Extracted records
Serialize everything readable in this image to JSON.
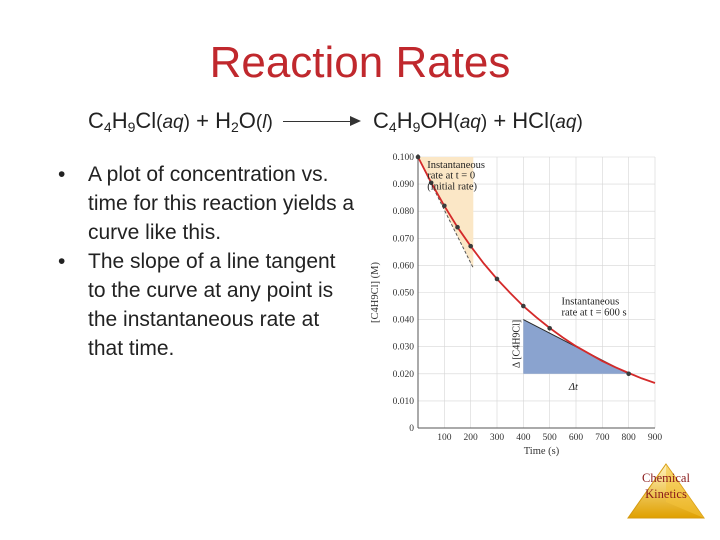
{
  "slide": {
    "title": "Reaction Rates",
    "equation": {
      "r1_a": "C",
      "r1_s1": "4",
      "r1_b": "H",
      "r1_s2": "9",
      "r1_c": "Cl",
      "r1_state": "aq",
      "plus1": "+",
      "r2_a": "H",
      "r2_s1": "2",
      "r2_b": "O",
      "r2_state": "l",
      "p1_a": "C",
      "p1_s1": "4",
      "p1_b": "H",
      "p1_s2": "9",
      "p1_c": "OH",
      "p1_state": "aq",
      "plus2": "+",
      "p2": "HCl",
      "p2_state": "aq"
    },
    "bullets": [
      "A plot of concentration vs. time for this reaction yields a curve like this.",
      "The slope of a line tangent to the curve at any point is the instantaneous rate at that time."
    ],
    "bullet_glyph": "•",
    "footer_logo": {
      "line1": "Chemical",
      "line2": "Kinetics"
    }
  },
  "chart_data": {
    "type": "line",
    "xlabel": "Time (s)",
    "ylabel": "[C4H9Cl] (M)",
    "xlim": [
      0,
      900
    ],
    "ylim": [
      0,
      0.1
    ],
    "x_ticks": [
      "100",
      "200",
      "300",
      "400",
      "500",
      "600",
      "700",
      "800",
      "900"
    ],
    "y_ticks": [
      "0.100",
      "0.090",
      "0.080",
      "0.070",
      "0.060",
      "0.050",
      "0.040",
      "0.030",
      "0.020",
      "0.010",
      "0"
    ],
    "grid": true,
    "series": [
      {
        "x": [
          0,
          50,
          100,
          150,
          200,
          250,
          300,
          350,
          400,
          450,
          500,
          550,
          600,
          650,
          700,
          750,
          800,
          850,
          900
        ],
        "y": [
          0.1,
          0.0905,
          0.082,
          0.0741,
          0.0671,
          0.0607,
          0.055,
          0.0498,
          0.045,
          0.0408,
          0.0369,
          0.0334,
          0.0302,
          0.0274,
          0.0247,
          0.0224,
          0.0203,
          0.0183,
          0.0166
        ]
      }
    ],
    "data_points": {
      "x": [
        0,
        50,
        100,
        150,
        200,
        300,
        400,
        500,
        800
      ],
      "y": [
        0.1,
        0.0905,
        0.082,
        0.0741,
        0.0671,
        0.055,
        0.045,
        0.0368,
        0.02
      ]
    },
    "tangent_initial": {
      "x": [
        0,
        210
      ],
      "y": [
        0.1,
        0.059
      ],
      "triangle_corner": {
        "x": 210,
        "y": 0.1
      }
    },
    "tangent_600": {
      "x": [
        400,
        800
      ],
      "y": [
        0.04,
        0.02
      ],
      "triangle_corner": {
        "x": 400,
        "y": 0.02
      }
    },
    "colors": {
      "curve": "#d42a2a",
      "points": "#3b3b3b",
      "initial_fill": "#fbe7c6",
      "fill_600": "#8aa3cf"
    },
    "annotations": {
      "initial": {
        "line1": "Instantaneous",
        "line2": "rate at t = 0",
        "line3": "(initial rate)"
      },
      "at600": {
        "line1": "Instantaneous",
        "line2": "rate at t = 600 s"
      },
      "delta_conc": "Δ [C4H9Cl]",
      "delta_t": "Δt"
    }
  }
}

Given request:
Copy out each line of the data containing the string "this".

Solution:
Serialize everything readable in this image to JSON.
      "A plot of concentration vs. time for this reaction yields a curve like this.",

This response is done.